▶ _Do this_: In your copy, leave out the pictures; write out all the data exactly.
- - -
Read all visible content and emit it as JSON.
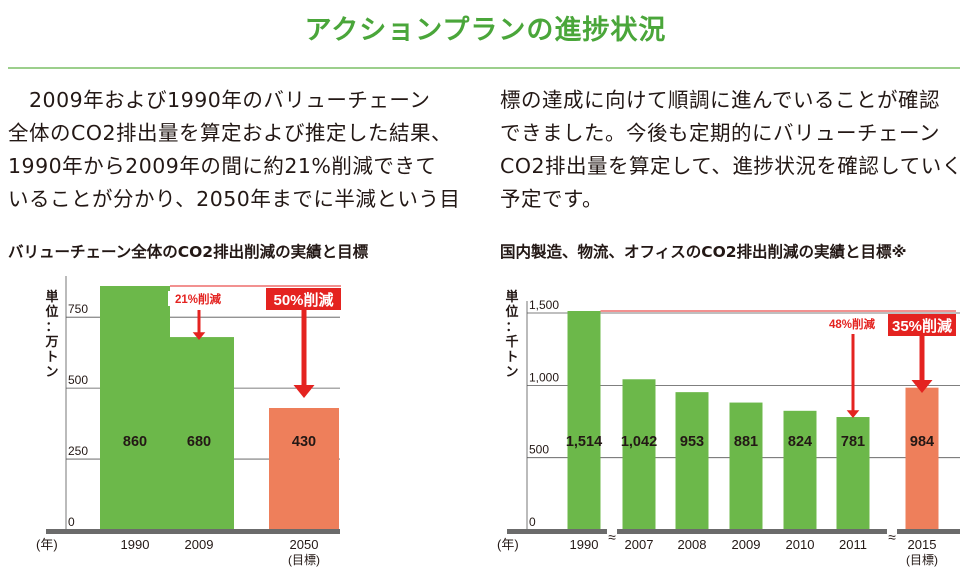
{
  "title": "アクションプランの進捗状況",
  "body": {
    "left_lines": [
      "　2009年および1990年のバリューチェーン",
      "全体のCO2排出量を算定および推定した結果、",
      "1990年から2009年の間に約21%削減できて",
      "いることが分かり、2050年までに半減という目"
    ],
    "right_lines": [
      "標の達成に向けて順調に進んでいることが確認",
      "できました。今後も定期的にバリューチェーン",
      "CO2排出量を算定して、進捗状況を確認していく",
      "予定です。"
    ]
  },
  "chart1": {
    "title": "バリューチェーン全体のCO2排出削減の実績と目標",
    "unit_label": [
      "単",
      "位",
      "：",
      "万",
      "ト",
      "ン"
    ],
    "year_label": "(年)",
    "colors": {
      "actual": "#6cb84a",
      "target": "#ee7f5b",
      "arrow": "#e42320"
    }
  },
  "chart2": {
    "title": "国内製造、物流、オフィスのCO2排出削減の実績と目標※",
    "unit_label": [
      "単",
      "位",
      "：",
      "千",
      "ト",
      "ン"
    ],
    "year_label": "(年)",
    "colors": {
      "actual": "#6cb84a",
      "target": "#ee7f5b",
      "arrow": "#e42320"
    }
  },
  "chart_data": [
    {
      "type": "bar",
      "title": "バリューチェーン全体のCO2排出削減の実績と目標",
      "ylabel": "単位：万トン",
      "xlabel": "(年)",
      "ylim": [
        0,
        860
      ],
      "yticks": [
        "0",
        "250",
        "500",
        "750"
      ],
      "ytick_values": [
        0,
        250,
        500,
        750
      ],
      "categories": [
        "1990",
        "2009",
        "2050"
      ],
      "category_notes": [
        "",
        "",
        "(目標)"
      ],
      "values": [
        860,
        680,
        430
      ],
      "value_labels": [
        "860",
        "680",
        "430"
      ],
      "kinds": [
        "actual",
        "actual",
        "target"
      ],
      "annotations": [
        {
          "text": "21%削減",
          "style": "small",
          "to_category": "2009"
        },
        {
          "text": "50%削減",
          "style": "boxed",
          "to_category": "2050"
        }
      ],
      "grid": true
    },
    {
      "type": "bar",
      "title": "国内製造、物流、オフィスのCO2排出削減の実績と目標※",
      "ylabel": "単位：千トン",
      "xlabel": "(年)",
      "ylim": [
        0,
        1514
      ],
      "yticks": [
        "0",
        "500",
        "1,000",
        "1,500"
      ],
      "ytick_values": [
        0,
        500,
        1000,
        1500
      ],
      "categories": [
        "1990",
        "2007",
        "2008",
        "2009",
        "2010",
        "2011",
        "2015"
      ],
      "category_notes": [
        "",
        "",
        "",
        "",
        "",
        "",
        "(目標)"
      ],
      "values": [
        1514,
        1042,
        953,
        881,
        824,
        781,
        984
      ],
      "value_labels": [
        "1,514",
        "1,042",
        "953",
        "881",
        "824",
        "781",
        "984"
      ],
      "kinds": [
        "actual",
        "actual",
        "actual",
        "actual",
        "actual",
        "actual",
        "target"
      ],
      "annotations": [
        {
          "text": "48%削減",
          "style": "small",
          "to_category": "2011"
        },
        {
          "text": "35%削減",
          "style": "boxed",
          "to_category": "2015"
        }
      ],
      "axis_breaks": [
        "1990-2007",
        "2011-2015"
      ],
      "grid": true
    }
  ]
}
- - -
▶ _Finished answer_:
Read all visible content and emit it as JSON.
{
  "title": "アクションプランの進捗状況",
  "body": {
    "left_lines": [
      "　2009年および1990年のバリューチェーン",
      "全体のCO2排出量を算定および推定した結果、",
      "1990年から2009年の間に約21%削減できて",
      "いることが分かり、2050年までに半減という目"
    ],
    "right_lines": [
      "標の達成に向けて順調に進んでいることが確認",
      "できました。今後も定期的にバリューチェーン",
      "CO2排出量を算定して、進捗状況を確認していく",
      "予定です。"
    ]
  },
  "chart1": {
    "title": "バリューチェーン全体のCO2排出削減の実績と目標",
    "unit_label": [
      "単",
      "位",
      "：",
      "万",
      "ト",
      "ン"
    ],
    "year_label": "(年)",
    "colors": {
      "actual": "#6cb84a",
      "target": "#ee7f5b",
      "arrow": "#e42320"
    }
  },
  "chart2": {
    "title": "国内製造、物流、オフィスのCO2排出削減の実績と目標※",
    "unit_label": [
      "単",
      "位",
      "：",
      "千",
      "ト",
      "ン"
    ],
    "year_label": "(年)",
    "colors": {
      "actual": "#6cb84a",
      "target": "#ee7f5b",
      "arrow": "#e42320"
    }
  },
  "chart_data": [
    {
      "type": "bar",
      "title": "バリューチェーン全体のCO2排出削減の実績と目標",
      "ylabel": "単位：万トン",
      "xlabel": "(年)",
      "ylim": [
        0,
        860
      ],
      "yticks": [
        "0",
        "250",
        "500",
        "750"
      ],
      "ytick_values": [
        0,
        250,
        500,
        750
      ],
      "categories": [
        "1990",
        "2009",
        "2050"
      ],
      "category_notes": [
        "",
        "",
        "(目標)"
      ],
      "values": [
        860,
        680,
        430
      ],
      "value_labels": [
        "860",
        "680",
        "430"
      ],
      "kinds": [
        "actual",
        "actual",
        "target"
      ],
      "annotations": [
        {
          "text": "21%削減",
          "style": "small",
          "to_category": "2009"
        },
        {
          "text": "50%削減",
          "style": "boxed",
          "to_category": "2050"
        }
      ],
      "grid": true
    },
    {
      "type": "bar",
      "title": "国内製造、物流、オフィスのCO2排出削減の実績と目標※",
      "ylabel": "単位：千トン",
      "xlabel": "(年)",
      "ylim": [
        0,
        1514
      ],
      "yticks": [
        "0",
        "500",
        "1,000",
        "1,500"
      ],
      "ytick_values": [
        0,
        500,
        1000,
        1500
      ],
      "categories": [
        "1990",
        "2007",
        "2008",
        "2009",
        "2010",
        "2011",
        "2015"
      ],
      "category_notes": [
        "",
        "",
        "",
        "",
        "",
        "",
        "(目標)"
      ],
      "values": [
        1514,
        1042,
        953,
        881,
        824,
        781,
        984
      ],
      "value_labels": [
        "1,514",
        "1,042",
        "953",
        "881",
        "824",
        "781",
        "984"
      ],
      "kinds": [
        "actual",
        "actual",
        "actual",
        "actual",
        "actual",
        "actual",
        "target"
      ],
      "annotations": [
        {
          "text": "48%削減",
          "style": "small",
          "to_category": "2011"
        },
        {
          "text": "35%削減",
          "style": "boxed",
          "to_category": "2015"
        }
      ],
      "axis_breaks": [
        "1990-2007",
        "2011-2015"
      ],
      "grid": true
    }
  ]
}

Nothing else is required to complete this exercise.